**STATED PROBLEM**
Duplicate the lines in the listing from the line holding "Patent image size: (1287, 625)." through the line holding "The zero-degrees reinforcing", both of those lines included.

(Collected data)
>> BEGIN

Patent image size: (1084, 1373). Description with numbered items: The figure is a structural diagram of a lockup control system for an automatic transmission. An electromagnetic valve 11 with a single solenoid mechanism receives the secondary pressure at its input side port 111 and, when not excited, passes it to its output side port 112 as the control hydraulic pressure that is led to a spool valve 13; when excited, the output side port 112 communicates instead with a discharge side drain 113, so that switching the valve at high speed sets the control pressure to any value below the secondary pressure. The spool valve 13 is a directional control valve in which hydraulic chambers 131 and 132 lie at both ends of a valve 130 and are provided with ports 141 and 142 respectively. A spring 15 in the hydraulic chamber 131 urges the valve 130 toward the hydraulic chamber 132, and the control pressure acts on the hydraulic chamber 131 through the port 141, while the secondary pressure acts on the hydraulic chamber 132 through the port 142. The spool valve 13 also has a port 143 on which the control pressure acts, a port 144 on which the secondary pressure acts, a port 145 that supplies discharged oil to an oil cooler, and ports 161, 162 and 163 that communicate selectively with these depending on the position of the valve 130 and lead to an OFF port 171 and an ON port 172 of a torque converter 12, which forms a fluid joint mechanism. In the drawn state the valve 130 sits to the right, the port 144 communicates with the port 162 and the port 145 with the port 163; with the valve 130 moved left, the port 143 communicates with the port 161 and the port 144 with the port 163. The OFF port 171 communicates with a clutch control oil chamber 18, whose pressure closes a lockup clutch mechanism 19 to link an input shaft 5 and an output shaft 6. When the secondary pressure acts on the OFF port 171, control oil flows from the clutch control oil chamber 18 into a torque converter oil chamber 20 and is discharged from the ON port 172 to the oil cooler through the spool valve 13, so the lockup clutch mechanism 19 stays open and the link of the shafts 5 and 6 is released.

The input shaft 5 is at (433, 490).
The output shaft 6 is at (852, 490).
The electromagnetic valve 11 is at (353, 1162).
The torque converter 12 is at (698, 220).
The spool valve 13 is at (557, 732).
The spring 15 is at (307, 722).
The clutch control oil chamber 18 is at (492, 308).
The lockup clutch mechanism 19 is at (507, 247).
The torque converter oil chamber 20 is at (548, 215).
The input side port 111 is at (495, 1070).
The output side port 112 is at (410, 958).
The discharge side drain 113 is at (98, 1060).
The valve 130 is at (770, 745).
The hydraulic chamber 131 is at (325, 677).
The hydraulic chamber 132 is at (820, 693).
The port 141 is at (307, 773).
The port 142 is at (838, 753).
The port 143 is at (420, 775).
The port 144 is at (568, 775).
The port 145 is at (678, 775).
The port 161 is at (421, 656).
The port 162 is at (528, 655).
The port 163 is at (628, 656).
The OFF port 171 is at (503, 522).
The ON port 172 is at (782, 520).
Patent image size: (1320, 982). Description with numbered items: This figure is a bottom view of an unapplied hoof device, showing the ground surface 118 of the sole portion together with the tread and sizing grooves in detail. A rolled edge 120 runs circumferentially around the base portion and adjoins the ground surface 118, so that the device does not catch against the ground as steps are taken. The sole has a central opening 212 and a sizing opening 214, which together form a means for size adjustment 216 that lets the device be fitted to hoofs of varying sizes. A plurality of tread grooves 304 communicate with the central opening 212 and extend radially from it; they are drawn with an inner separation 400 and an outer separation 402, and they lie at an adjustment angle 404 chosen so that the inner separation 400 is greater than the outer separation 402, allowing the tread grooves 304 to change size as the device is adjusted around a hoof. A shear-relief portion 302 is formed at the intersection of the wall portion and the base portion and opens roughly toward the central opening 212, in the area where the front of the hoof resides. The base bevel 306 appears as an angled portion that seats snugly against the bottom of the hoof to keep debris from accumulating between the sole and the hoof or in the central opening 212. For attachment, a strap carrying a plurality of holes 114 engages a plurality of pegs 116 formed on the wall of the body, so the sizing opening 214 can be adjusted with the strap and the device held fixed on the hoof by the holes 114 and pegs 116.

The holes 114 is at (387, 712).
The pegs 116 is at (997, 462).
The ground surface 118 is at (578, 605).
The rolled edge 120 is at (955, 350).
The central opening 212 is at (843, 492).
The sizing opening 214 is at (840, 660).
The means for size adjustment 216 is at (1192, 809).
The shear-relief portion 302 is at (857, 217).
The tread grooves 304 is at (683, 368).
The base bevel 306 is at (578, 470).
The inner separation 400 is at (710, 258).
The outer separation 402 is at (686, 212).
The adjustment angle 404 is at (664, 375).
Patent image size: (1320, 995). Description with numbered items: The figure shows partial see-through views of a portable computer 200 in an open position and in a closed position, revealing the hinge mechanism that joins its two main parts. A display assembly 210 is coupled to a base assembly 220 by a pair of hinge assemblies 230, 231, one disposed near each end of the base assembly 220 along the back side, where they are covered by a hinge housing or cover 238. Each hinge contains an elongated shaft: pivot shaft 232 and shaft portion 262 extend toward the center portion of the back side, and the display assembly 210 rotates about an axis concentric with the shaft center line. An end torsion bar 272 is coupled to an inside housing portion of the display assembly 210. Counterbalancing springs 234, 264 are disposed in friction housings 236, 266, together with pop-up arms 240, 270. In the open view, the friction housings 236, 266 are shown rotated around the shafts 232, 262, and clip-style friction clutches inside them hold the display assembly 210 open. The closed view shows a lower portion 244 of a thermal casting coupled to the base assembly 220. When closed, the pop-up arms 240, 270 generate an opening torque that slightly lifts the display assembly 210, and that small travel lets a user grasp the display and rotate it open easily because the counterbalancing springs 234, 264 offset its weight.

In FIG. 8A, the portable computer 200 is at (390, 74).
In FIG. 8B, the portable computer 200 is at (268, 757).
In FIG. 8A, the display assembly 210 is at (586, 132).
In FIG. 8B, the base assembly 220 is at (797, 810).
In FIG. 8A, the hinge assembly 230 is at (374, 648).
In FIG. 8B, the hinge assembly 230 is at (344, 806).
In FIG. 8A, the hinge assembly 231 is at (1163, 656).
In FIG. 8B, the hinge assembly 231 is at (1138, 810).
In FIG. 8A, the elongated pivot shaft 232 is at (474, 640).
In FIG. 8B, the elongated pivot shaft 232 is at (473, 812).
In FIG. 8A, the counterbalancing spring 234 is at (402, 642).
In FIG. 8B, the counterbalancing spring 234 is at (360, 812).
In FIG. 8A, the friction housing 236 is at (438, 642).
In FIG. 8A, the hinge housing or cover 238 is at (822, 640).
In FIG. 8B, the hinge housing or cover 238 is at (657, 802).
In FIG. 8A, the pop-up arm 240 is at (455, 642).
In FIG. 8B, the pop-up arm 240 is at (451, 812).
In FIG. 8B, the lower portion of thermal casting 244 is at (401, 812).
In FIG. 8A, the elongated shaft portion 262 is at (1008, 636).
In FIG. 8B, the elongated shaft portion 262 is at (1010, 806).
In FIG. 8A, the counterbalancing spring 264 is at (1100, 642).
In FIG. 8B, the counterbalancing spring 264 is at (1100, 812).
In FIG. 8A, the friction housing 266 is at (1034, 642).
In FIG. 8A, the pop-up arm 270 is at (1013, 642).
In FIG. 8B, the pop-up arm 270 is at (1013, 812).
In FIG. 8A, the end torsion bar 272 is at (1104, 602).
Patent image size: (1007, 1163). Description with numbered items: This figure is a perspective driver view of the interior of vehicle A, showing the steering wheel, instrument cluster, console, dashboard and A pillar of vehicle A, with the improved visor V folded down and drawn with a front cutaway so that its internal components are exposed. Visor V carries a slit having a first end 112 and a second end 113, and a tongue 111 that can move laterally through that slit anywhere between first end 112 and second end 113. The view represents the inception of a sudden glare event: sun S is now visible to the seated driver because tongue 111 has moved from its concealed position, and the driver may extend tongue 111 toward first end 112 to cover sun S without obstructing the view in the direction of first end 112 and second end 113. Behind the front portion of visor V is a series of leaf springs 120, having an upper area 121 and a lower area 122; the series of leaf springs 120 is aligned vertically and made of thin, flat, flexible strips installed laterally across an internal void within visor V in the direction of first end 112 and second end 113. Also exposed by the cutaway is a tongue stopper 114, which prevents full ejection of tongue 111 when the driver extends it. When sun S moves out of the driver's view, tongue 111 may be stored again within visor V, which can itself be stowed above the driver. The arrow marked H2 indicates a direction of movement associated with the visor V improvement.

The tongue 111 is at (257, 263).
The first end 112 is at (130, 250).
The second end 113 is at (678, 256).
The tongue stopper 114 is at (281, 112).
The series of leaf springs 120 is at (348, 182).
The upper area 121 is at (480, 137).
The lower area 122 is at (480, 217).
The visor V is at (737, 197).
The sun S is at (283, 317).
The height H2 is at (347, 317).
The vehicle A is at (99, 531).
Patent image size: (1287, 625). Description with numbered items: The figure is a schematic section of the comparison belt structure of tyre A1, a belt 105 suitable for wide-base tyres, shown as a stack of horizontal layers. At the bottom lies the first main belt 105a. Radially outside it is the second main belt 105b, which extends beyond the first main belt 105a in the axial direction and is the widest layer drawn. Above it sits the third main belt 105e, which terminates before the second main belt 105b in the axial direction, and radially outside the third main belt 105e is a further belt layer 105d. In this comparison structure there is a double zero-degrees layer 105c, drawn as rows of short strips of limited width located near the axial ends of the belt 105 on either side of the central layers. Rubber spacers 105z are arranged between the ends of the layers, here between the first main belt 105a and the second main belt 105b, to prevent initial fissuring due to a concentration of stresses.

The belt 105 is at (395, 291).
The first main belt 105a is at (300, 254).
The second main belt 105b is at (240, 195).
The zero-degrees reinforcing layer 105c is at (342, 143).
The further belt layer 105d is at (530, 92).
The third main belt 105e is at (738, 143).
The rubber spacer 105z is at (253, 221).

>> END

**SOLUTION TO THIS TASK**
Patent image size: (1287, 625). Description with numbered items: The figure is a schematic section of the comparison belt structure of tyre A1, a belt 105 suitable for wide-base tyres, shown as a stack of horizontal layers. At the bottom lies the first main belt 105a. Radially outside it is the second main belt 105b, which extends beyond the first main belt 105a in the axial direction and is the widest layer drawn. Above it sits the third main belt 105e, which terminates before the second main belt 105b in the axial direction, and radially outside the third main belt 105e is a further belt layer 105d. In this comparison structure there is a double zero-degrees layer 105c, drawn as rows of short strips of limited width located near the axial ends of the belt 105 on either side of the central layers. Rubber spacers 105z are arranged between the ends of the layers, here between the first main belt 105a and the second main belt 105b, to prevent initial fissuring due to a concentration of stresses.

The belt 105 is at (395, 291).
The first main belt 105a is at (300, 254).
The second main belt 105b is at (240, 195).
The zero-degrees reinforcing layer 105c is at (342, 143).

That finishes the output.